Exercise requirements
Copy each line of the material below that includes the string "DRIVER".

Data provided
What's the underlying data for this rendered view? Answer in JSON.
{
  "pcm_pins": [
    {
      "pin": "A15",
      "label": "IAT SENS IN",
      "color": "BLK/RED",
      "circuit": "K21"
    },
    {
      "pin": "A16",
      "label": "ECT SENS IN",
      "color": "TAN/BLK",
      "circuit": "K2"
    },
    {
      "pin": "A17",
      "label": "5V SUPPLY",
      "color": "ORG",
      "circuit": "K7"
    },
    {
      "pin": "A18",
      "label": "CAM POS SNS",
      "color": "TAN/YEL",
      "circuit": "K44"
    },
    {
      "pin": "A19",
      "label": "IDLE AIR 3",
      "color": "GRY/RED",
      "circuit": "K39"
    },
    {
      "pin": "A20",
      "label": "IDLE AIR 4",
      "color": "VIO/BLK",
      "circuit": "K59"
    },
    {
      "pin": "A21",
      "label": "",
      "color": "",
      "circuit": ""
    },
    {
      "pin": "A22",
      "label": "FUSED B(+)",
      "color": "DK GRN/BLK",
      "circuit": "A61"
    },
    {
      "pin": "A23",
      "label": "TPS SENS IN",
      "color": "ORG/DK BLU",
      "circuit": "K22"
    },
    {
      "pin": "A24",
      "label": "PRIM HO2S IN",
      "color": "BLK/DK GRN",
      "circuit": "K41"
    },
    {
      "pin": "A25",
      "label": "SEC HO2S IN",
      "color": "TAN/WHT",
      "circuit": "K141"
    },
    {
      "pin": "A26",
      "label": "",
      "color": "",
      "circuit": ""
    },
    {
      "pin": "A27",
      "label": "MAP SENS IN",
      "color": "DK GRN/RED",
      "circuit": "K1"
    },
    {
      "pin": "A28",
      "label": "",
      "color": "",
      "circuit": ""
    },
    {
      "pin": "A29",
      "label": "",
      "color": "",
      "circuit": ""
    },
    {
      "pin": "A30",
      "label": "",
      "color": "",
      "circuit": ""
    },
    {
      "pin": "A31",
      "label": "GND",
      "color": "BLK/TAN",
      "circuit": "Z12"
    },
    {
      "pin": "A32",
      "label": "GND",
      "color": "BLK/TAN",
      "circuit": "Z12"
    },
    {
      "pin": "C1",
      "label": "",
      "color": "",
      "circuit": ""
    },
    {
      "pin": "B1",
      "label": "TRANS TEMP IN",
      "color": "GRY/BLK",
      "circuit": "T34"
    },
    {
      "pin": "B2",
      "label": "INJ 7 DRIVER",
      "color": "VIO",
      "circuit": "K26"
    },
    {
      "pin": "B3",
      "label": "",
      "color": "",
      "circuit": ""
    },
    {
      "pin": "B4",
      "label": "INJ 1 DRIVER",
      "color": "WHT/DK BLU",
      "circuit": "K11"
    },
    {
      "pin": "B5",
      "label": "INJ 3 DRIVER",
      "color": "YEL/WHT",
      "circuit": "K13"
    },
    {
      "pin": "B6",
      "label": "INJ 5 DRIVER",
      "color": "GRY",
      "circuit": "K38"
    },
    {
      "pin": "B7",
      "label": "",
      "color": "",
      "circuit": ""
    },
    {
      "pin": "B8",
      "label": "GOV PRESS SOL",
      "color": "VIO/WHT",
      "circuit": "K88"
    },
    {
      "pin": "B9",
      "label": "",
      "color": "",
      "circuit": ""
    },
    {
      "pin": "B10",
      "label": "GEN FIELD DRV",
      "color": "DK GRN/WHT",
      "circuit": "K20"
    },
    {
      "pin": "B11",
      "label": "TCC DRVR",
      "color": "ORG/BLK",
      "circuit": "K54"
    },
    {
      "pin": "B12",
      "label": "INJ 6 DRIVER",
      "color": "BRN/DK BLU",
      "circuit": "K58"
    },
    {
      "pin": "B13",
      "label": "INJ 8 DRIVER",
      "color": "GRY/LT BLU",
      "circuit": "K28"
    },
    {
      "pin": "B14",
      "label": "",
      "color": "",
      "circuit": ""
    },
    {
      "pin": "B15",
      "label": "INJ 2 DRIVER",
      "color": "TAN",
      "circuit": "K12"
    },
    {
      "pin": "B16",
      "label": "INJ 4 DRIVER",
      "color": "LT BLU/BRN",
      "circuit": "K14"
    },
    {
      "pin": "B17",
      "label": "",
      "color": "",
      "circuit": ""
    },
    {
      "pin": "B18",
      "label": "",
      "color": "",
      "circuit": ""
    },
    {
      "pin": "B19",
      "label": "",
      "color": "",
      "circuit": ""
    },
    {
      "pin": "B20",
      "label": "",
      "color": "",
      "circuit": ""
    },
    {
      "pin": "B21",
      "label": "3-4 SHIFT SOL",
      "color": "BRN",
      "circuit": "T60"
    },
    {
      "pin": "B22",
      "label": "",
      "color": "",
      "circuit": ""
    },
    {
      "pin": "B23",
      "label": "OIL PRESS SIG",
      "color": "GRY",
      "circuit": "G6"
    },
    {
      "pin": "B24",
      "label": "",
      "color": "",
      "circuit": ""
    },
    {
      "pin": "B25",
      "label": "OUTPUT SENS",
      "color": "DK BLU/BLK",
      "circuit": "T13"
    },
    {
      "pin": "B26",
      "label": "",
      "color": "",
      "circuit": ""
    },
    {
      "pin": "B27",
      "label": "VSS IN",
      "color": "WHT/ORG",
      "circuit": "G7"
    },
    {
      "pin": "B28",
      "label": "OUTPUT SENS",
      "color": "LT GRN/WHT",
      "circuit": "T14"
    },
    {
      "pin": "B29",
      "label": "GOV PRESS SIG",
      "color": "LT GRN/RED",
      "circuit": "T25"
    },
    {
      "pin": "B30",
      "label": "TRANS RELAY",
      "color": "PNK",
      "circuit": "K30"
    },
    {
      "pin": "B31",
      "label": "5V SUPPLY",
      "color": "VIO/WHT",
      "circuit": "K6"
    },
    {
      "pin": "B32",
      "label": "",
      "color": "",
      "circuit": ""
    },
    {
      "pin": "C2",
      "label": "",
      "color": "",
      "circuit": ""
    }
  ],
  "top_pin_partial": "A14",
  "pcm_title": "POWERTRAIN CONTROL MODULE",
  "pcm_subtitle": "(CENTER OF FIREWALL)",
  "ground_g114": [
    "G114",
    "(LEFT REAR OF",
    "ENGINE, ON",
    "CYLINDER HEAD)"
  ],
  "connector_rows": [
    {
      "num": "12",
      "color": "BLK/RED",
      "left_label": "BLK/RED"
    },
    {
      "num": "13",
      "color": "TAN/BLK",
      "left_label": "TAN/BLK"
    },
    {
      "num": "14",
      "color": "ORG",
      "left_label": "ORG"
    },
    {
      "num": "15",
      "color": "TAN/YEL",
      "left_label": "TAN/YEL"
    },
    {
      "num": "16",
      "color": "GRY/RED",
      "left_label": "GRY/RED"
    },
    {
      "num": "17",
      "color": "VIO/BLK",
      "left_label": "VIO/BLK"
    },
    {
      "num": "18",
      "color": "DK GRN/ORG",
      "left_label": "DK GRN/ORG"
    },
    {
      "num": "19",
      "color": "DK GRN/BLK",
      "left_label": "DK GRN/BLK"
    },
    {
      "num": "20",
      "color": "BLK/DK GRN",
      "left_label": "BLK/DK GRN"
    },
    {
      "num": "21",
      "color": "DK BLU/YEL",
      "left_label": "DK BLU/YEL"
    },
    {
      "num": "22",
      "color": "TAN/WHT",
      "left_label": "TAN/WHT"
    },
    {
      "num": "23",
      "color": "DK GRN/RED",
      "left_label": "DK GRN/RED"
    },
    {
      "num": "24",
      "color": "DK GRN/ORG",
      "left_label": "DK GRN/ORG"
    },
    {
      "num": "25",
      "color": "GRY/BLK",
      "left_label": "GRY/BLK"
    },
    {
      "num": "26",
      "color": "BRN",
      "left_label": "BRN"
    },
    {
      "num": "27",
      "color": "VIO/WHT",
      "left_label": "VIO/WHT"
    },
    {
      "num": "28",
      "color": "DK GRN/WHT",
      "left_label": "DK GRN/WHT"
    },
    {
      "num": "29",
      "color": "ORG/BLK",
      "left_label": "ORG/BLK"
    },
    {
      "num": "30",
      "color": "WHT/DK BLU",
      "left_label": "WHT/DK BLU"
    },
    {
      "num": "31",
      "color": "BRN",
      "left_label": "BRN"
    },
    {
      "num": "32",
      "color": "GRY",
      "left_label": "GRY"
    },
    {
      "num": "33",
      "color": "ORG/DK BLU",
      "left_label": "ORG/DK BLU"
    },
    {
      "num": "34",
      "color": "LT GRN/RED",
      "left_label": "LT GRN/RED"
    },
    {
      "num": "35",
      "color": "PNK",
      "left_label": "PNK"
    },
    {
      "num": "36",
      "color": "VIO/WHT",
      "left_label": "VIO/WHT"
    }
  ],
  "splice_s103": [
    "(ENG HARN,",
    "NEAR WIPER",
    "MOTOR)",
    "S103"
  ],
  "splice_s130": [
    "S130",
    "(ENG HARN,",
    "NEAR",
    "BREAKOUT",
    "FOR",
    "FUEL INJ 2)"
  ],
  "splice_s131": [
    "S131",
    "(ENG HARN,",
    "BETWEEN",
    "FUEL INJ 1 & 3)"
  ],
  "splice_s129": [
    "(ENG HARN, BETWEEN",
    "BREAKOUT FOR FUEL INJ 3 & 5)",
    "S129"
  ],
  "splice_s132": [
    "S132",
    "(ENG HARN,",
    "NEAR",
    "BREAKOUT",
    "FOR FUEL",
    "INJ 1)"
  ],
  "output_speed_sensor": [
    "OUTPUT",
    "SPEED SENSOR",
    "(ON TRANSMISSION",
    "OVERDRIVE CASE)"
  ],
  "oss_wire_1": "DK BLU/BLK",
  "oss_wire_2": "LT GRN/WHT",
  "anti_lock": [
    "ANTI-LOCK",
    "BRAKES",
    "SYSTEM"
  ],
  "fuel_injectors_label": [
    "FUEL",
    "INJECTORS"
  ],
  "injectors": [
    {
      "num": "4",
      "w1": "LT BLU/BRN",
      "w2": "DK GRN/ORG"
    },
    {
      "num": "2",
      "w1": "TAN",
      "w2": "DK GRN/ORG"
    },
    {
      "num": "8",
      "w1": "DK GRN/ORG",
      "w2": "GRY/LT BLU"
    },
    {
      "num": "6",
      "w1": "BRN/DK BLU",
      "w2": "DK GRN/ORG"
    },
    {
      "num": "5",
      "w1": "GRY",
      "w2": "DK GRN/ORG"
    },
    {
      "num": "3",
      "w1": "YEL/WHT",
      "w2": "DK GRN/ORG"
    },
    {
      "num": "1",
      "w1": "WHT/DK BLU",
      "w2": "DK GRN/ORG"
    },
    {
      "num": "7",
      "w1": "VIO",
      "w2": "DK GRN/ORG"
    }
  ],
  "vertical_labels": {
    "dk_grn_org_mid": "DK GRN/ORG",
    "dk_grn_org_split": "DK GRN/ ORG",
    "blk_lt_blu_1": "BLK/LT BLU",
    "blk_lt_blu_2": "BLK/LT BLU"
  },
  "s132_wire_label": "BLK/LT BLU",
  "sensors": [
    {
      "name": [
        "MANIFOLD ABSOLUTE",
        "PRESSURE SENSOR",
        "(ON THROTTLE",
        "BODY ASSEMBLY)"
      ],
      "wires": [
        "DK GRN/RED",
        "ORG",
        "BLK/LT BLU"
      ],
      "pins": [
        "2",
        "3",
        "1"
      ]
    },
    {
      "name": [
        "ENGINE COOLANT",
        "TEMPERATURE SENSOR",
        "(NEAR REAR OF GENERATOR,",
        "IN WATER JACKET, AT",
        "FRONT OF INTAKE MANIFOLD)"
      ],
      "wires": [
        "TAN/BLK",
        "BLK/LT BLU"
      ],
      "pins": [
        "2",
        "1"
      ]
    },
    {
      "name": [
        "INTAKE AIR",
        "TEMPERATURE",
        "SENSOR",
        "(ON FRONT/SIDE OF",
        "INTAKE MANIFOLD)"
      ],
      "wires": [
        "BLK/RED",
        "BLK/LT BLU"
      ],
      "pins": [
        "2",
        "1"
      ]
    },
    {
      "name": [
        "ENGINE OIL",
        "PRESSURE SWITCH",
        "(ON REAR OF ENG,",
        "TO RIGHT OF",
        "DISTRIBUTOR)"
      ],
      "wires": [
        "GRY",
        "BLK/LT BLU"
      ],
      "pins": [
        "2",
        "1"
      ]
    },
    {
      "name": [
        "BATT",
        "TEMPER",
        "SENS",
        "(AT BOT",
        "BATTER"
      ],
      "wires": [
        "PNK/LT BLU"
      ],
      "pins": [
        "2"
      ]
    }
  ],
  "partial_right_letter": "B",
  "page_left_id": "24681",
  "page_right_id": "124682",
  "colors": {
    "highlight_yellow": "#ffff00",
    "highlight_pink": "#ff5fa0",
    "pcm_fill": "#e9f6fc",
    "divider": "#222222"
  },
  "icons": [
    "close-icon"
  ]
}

Output for this task
      "label": "INJ 7 DRIVER",
      "label": "INJ 1 DRIVER",
      "label": "INJ 3 DRIVER",
      "label": "INJ 5 DRIVER",
      "label": "INJ 6 DRIVER",
      "label": "INJ 8 DRIVER",
      "label": "INJ 2 DRIVER",
      "label": "INJ 4 DRIVER",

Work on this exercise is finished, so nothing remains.